# WORK TO BE COMPLETED
Retype every line of the listing below without changing anything.

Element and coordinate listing

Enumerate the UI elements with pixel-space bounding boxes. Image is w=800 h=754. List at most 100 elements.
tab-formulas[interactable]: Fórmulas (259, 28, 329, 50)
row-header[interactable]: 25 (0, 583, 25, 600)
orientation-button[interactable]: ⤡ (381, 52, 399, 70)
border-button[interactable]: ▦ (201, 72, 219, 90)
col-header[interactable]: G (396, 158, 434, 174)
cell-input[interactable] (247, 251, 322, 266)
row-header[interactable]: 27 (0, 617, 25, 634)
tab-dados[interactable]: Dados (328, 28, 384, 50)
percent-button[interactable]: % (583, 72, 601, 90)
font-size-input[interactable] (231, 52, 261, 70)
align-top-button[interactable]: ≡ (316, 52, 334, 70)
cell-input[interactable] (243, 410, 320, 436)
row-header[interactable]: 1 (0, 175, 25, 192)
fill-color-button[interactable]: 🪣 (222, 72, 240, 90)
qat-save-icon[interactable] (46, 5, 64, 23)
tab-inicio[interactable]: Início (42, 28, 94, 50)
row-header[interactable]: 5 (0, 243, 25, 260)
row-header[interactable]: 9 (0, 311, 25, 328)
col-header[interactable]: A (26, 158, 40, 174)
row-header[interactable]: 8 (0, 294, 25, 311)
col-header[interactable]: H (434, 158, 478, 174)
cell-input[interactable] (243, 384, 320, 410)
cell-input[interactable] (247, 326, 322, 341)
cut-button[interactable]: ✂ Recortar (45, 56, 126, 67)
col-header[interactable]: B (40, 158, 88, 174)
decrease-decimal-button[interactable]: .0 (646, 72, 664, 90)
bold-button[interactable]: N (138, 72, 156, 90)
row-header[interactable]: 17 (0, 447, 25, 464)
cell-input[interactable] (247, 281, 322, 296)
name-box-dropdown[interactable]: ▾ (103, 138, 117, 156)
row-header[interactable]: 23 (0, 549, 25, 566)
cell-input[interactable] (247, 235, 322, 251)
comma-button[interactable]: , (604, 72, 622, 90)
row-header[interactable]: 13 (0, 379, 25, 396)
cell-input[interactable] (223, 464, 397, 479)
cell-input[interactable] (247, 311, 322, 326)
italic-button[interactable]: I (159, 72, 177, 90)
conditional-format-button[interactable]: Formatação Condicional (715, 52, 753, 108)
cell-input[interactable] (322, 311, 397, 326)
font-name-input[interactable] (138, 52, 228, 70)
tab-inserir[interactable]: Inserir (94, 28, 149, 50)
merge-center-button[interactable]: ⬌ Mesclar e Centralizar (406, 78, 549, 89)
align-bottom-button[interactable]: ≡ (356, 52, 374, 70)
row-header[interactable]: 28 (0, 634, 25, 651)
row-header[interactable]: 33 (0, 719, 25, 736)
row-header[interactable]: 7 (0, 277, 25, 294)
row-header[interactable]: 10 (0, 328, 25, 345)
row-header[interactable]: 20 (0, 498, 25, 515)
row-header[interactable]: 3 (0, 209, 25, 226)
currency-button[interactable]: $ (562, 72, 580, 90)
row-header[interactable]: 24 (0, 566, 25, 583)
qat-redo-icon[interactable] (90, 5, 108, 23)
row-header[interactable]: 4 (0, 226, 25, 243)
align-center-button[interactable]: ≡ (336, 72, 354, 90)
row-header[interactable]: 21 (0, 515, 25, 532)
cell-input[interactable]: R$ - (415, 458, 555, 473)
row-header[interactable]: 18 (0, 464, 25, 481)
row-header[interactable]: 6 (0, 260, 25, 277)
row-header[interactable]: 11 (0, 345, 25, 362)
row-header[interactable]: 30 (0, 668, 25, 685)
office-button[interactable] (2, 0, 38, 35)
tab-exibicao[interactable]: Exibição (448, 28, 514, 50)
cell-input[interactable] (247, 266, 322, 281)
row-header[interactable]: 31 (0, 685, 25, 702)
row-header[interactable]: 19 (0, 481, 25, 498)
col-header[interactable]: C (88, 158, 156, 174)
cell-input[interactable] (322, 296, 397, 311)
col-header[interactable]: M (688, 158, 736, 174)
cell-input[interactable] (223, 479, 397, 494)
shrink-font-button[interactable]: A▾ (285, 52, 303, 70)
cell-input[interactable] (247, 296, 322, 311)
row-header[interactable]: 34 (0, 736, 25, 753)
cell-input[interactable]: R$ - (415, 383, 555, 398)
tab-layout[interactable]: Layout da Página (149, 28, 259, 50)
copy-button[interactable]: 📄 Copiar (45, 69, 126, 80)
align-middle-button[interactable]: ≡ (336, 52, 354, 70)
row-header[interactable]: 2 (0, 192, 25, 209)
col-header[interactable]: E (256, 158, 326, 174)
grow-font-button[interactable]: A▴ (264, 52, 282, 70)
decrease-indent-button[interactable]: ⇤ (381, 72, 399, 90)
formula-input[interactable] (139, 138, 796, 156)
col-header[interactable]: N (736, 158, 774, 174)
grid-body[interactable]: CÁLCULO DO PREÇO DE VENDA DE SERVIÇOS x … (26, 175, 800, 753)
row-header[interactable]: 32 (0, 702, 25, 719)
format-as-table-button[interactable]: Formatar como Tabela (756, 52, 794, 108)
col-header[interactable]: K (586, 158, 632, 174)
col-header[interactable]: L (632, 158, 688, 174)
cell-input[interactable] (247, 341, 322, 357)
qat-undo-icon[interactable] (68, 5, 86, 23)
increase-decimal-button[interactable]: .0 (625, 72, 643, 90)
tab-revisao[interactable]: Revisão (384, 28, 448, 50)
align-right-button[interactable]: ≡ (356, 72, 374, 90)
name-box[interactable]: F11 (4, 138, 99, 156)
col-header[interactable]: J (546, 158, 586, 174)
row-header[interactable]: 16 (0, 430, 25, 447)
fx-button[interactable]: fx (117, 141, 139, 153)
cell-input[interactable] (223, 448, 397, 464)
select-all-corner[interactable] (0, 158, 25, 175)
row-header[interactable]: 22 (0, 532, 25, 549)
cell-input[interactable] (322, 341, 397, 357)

# TASK ANSWER
Enumerate the UI elements with pixel-space bounding boxes. Image is w=800 h=754. List at most 100 elements.
tab-formulas[interactable]: Fórmulas (259, 28, 329, 50)
row-header[interactable]: 25 (0, 583, 25, 600)
orientation-button[interactable]: ⤡ (381, 52, 399, 70)
border-button[interactable]: ▦ (201, 72, 219, 90)
col-header[interactable]: G (396, 158, 434, 174)
cell-input[interactable] (247, 251, 322, 266)
row-header[interactable]: 27 (0, 617, 25, 634)
tab-dados[interactable]: Dados (328, 28, 384, 50)
percent-button[interactable]: % (583, 72, 601, 90)
font-size-input[interactable] (231, 52, 261, 70)
align-top-button[interactable]: ≡ (316, 52, 334, 70)
cell-input[interactable] (243, 410, 320, 436)
row-header[interactable]: 1 (0, 175, 25, 192)
fill-color-button[interactable]: 🪣 (222, 72, 240, 90)
qat-save-icon[interactable] (46, 5, 64, 23)
tab-inicio[interactable]: Início (42, 28, 94, 50)
row-header[interactable]: 5 (0, 243, 25, 260)
row-header[interactable]: 9 (0, 311, 25, 328)
col-header[interactable]: A (26, 158, 40, 174)
row-header[interactable]: 8 (0, 294, 25, 311)
col-header[interactable]: H (434, 158, 478, 174)
cell-input[interactable] (243, 384, 320, 410)
cell-input[interactable] (247, 326, 322, 341)
cut-button[interactable]: ✂ Recortar (45, 56, 126, 67)
col-header[interactable]: B (40, 158, 88, 174)
decrease-decimal-button[interactable]: .0 (646, 72, 664, 90)
bold-button[interactable]: N (138, 72, 156, 90)
row-header[interactable]: 17 (0, 447, 25, 464)
cell-input[interactable] (247, 281, 322, 296)
name-box-dropdown[interactable]: ▾ (103, 138, 117, 156)
row-header[interactable]: 23 (0, 549, 25, 566)
cell-input[interactable] (247, 235, 322, 251)
comma-button[interactable]: , (604, 72, 622, 90)
row-header[interactable]: 13 (0, 379, 25, 396)
cell-input[interactable] (223, 464, 397, 479)
cell-input[interactable] (247, 311, 322, 326)
italic-button[interactable]: I (159, 72, 177, 90)
conditional-format-button[interactable]: Formatação Condicional (715, 52, 753, 108)
cell-input[interactable] (322, 311, 397, 326)
font-name-input[interactable] (138, 52, 228, 70)
tab-inserir[interactable]: Inserir (94, 28, 149, 50)
merge-center-button[interactable]: ⬌ Mesclar e Centralizar (406, 78, 549, 89)
align-bottom-button[interactable]: ≡ (356, 52, 374, 70)
row-header[interactable]: 28 (0, 634, 25, 651)
row-header[interactable]: 33 (0, 719, 25, 736)
row-header[interactable]: 7 (0, 277, 25, 294)
row-header[interactable]: 10 (0, 328, 25, 345)
row-header[interactable]: 20 (0, 498, 25, 515)
row-header[interactable]: 3 (0, 209, 25, 226)
currency-button[interactable]: $ (562, 72, 580, 90)
row-header[interactable]: 24 (0, 566, 25, 583)
qat-redo-icon[interactable] (90, 5, 108, 23)
row-header[interactable]: 4 (0, 226, 25, 243)
align-center-button[interactable]: ≡ (336, 72, 354, 90)
row-header[interactable]: 21 (0, 515, 25, 532)
cell-input[interactable]: R$ - (415, 458, 555, 473)
row-header[interactable]: 18 (0, 464, 25, 481)
row-header[interactable]: 6 (0, 260, 25, 277)
row-header[interactable]: 11 (0, 345, 25, 362)
row-header[interactable]: 30 (0, 668, 25, 685)
office-button[interactable] (2, 0, 38, 35)
tab-exibicao[interactable]: Exibição (448, 28, 514, 50)
cell-input[interactable] (247, 266, 322, 281)
row-header[interactable]: 31 (0, 685, 25, 702)
row-header[interactable]: 19 (0, 481, 25, 498)
col-header[interactable]: C (88, 158, 156, 174)
cell-input[interactable] (322, 296, 397, 311)
col-header[interactable]: M (688, 158, 736, 174)
cell-input[interactable] (223, 479, 397, 494)
shrink-font-button[interactable]: A▾ (285, 52, 303, 70)
cell-input[interactable] (247, 296, 322, 311)
row-header[interactable]: 34 (0, 736, 25, 753)
cell-input[interactable]: R$ - (415, 383, 555, 398)
tab-layout[interactable]: Layout da Página (149, 28, 259, 50)
copy-button[interactable]: 📄 Copiar (45, 69, 126, 80)
align-middle-button[interactable]: ≡ (336, 52, 354, 70)
row-header[interactable]: 2 (0, 192, 25, 209)
col-header[interactable]: E (256, 158, 326, 174)
grow-font-button[interactable]: A▴ (264, 52, 282, 70)
decrease-indent-button[interactable]: ⇤ (381, 72, 399, 90)
formula-input[interactable] (139, 138, 796, 156)
col-header[interactable]: N (736, 158, 774, 174)
grid-body[interactable]: CÁLCULO DO PREÇO DE VENDA DE SERVIÇOS x … (26, 175, 800, 753)
row-header[interactable]: 32 (0, 702, 25, 719)
format-as-table-button[interactable]: Formatar como Tabela (756, 52, 794, 108)
col-header[interactable]: K (586, 158, 632, 174)
col-header[interactable]: L (632, 158, 688, 174)
cell-input[interactable] (247, 341, 322, 357)
qat-undo-icon[interactable] (68, 5, 86, 23)
increase-decimal-button[interactable]: .0 (625, 72, 643, 90)
tab-revisao[interactable]: Revisão (384, 28, 448, 50)
align-right-button[interactable]: ≡ (356, 72, 374, 90)
name-box[interactable]: F11 (4, 138, 99, 156)
col-header[interactable]: J (546, 158, 586, 174)
row-header[interactable]: 16 (0, 430, 25, 447)
fx-button[interactable]: fx (117, 141, 139, 153)
cell-input[interactable] (223, 448, 397, 464)
select-all-corner[interactable] (0, 158, 25, 175)
row-header[interactable]: 22 (0, 532, 25, 549)
cell-input[interactable] (322, 341, 397, 357)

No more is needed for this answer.